PROVIDED RECORDS:
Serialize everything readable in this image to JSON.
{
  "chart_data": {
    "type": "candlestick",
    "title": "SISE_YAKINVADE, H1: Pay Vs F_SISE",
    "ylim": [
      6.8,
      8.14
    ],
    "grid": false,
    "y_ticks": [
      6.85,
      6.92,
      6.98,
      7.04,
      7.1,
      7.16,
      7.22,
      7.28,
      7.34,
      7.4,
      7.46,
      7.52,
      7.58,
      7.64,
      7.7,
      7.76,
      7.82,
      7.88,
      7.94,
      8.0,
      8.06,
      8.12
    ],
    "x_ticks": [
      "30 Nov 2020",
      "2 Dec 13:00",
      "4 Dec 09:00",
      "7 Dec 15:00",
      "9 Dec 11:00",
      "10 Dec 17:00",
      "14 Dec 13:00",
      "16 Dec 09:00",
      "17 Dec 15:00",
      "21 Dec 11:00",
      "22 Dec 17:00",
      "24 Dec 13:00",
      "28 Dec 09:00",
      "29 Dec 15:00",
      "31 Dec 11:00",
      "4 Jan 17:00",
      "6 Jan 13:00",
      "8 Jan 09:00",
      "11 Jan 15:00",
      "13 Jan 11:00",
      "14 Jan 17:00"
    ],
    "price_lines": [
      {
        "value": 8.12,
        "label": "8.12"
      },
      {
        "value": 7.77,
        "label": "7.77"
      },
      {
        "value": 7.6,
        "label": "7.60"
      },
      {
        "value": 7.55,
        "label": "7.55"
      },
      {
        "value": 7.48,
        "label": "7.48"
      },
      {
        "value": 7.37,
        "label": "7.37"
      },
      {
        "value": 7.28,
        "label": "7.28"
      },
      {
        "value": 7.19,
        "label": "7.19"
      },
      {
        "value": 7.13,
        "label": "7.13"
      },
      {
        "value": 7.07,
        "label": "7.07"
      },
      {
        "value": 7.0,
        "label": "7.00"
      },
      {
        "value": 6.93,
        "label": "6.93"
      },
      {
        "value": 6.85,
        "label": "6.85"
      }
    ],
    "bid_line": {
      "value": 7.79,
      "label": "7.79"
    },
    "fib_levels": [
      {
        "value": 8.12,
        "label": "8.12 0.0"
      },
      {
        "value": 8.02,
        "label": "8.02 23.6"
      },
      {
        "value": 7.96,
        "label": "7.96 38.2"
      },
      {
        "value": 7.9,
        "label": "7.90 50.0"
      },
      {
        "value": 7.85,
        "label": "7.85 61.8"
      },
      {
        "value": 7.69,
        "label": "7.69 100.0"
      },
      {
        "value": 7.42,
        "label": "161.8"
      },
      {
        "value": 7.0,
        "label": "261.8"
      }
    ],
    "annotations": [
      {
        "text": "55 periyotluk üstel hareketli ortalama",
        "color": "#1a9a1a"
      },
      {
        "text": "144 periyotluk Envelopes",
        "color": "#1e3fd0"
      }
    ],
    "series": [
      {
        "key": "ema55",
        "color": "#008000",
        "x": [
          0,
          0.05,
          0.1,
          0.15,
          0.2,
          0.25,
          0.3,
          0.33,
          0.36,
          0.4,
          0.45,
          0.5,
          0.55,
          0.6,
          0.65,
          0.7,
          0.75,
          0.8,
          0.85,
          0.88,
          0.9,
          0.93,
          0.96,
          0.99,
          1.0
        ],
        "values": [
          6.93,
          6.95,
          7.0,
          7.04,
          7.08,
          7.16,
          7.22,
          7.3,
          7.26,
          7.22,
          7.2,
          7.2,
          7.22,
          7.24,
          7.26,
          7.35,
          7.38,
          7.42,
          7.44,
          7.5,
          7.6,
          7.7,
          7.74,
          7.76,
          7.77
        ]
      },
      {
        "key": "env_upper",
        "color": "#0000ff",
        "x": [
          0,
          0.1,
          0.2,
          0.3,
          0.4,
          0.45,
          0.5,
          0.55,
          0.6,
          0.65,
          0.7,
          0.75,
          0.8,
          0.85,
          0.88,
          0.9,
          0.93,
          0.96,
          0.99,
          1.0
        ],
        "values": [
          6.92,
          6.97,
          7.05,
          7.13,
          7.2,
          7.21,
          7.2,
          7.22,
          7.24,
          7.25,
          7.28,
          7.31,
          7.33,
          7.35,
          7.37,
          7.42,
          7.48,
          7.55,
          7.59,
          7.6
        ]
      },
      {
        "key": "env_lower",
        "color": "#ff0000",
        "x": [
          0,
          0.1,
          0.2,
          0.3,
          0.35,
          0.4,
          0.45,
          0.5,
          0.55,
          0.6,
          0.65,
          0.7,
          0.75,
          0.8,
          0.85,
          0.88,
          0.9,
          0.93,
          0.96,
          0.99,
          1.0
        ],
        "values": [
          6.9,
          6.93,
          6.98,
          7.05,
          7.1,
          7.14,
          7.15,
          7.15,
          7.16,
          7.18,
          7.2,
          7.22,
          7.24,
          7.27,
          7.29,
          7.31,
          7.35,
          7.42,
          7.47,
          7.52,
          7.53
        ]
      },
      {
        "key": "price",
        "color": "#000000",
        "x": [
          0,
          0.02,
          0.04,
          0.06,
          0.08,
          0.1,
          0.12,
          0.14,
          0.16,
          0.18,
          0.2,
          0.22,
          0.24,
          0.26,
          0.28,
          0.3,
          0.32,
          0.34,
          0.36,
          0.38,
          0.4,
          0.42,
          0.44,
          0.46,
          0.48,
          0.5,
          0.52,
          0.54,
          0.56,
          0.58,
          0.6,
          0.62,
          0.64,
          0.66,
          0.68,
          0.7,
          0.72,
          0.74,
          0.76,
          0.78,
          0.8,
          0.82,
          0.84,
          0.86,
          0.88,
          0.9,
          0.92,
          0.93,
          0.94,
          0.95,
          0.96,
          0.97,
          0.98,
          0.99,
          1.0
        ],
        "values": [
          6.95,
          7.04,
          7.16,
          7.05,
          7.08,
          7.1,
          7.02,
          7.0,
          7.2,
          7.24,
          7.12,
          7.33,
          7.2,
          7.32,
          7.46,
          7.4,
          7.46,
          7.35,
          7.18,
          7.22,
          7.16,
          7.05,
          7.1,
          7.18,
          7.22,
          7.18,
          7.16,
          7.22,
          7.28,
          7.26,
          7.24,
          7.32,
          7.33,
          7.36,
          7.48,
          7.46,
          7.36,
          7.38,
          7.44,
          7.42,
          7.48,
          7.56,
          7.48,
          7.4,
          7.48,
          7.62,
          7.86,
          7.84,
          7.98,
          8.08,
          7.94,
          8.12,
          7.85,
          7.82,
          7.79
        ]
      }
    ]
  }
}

WHAT NEEDS TO BE DONE:
Retype the listing above in full, with no alterations.

REPLY:
Serialize everything readable in this image to JSON.
{
  "chart_data": {
    "type": "candlestick",
    "title": "SISE_YAKINVADE, H1: Pay Vs F_SISE",
    "ylim": [
      6.8,
      8.14
    ],
    "grid": false,
    "y_ticks": [
      6.85,
      6.92,
      6.98,
      7.04,
      7.1,
      7.16,
      7.22,
      7.28,
      7.34,
      7.4,
      7.46,
      7.52,
      7.58,
      7.64,
      7.7,
      7.76,
      7.82,
      7.88,
      7.94,
      8.0,
      8.06,
      8.12
    ],
    "x_ticks": [
      "30 Nov 2020",
      "2 Dec 13:00",
      "4 Dec 09:00",
      "7 Dec 15:00",
      "9 Dec 11:00",
      "10 Dec 17:00",
      "14 Dec 13:00",
      "16 Dec 09:00",
      "17 Dec 15:00",
      "21 Dec 11:00",
      "22 Dec 17:00",
      "24 Dec 13:00",
      "28 Dec 09:00",
      "29 Dec 15:00",
      "31 Dec 11:00",
      "4 Jan 17:00",
      "6 Jan 13:00",
      "8 Jan 09:00",
      "11 Jan 15:00",
      "13 Jan 11:00",
      "14 Jan 17:00"
    ],
    "price_lines": [
      {
        "value": 8.12,
        "label": "8.12"
      },
      {
        "value": 7.77,
        "label": "7.77"
      },
      {
        "value": 7.6,
        "label": "7.60"
      },
      {
        "value": 7.55,
        "label": "7.55"
      },
      {
        "value": 7.48,
        "label": "7.48"
      },
      {
        "value": 7.37,
        "label": "7.37"
      },
      {
        "value": 7.28,
        "label": "7.28"
      },
      {
        "value": 7.19,
        "label": "7.19"
      },
      {
        "value": 7.13,
        "label": "7.13"
      },
      {
        "value": 7.07,
        "label": "7.07"
      },
      {
        "value": 7.0,
        "label": "7.00"
      },
      {
        "value": 6.93,
        "label": "6.93"
      },
      {
        "value": 6.85,
        "label": "6.85"
      }
    ],
    "bid_line": {
      "value": 7.79,
      "label": "7.79"
    },
    "fib_levels": [
      {
        "value": 8.12,
        "label": "8.12 0.0"
      },
      {
        "value": 8.02,
        "label": "8.02 23.6"
      },
      {
        "value": 7.96,
        "label": "7.96 38.2"
      },
      {
        "value": 7.9,
        "label": "7.90 50.0"
      },
      {
        "value": 7.85,
        "label": "7.85 61.8"
      },
      {
        "value": 7.69,
        "label": "7.69 100.0"
      },
      {
        "value": 7.42,
        "label": "161.8"
      },
      {
        "value": 7.0,
        "label": "261.8"
      }
    ],
    "annotations": [
      {
        "text": "55 periyotluk üstel hareketli ortalama",
        "color": "#1a9a1a"
      },
      {
        "text": "144 periyotluk Envelopes",
        "color": "#1e3fd0"
      }
    ],
    "series": [
      {
        "key": "ema55",
        "color": "#008000",
        "x": [
          0,
          0.05,
          0.1,
          0.15,
          0.2,
          0.25,
          0.3,
          0.33,
          0.36,
          0.4,
          0.45,
          0.5,
          0.55,
          0.6,
          0.65,
          0.7,
          0.75,
          0.8,
          0.85,
          0.88,
          0.9,
          0.93,
          0.96,
          0.99,
          1.0
        ],
        "values": [
          6.93,
          6.95,
          7.0,
          7.04,
          7.08,
          7.16,
          7.22,
          7.3,
          7.26,
          7.22,
          7.2,
          7.2,
          7.22,
          7.24,
          7.26,
          7.35,
          7.38,
          7.42,
          7.44,
          7.5,
          7.6,
          7.7,
          7.74,
          7.76,
          7.77
        ]
      },
      {
        "key": "env_upper",
        "color": "#0000ff",
        "x": [
          0,
          0.1,
          0.2,
          0.3,
          0.4,
          0.45,
          0.5,
          0.55,
          0.6,
          0.65,
          0.7,
          0.75,
          0.8,
          0.85,
          0.88,
          0.9,
          0.93,
          0.96,
          0.99,
          1.0
        ],
        "values": [
          6.92,
          6.97,
          7.05,
          7.13,
          7.2,
          7.21,
          7.2,
          7.22,
          7.24,
          7.25,
          7.28,
          7.31,
          7.33,
          7.35,
          7.37,
          7.42,
          7.48,
          7.55,
          7.59,
          7.6
        ]
      },
      {
        "key": "env_lower",
        "color": "#ff0000",
        "x": [
          0,
          0.1,
          0.2,
          0.3,
          0.35,
          0.4,
          0.45,
          0.5,
          0.55,
          0.6,
          0.65,
          0.7,
          0.75,
          0.8,
          0.85,
          0.88,
          0.9,
          0.93,
          0.96,
          0.99,
          1.0
        ],
        "values": [
          6.9,
          6.93,
          6.98,
          7.05,
          7.1,
          7.14,
          7.15,
          7.15,
          7.16,
          7.18,
          7.2,
          7.22,
          7.24,
          7.27,
          7.29,
          7.31,
          7.35,
          7.42,
          7.47,
          7.52,
          7.53
        ]
      },
      {
        "key": "price",
        "color": "#000000",
        "x": [
          0,
          0.02,
          0.04,
          0.06,
          0.08,
          0.1,
          0.12,
          0.14,
          0.16,
          0.18,
          0.2,
          0.22,
          0.24,
          0.26,
          0.28,
          0.3,
          0.32,
          0.34,
          0.36,
          0.38,
          0.4,
          0.42,
          0.44,
          0.46,
          0.48,
          0.5,
          0.52,
          0.54,
          0.56,
          0.58,
          0.6,
          0.62,
          0.64,
          0.66,
          0.68,
          0.7,
          0.72,
          0.74,
          0.76,
          0.78,
          0.8,
          0.82,
          0.84,
          0.86,
          0.88,
          0.9,
          0.92,
          0.93,
          0.94,
          0.95,
          0.96,
          0.97,
          0.98,
          0.99,
          1.0
        ],
        "values": [
          6.95,
          7.04,
          7.16,
          7.05,
          7.08,
          7.1,
          7.02,
          7.0,
          7.2,
          7.24,
          7.12,
          7.33,
          7.2,
          7.32,
          7.46,
          7.4,
          7.46,
          7.35,
          7.18,
          7.22,
          7.16,
          7.05,
          7.1,
          7.18,
          7.22,
          7.18,
          7.16,
          7.22,
          7.28,
          7.26,
          7.24,
          7.32,
          7.33,
          7.36,
          7.48,
          7.46,
          7.36,
          7.38,
          7.44,
          7.42,
          7.48,
          7.56,
          7.48,
          7.4,
          7.48,
          7.62,
          7.86,
          7.84,
          7.98,
          8.08,
          7.94,
          8.12,
          7.85,
          7.82,
          7.79
        ]
      }
    ]
  }
}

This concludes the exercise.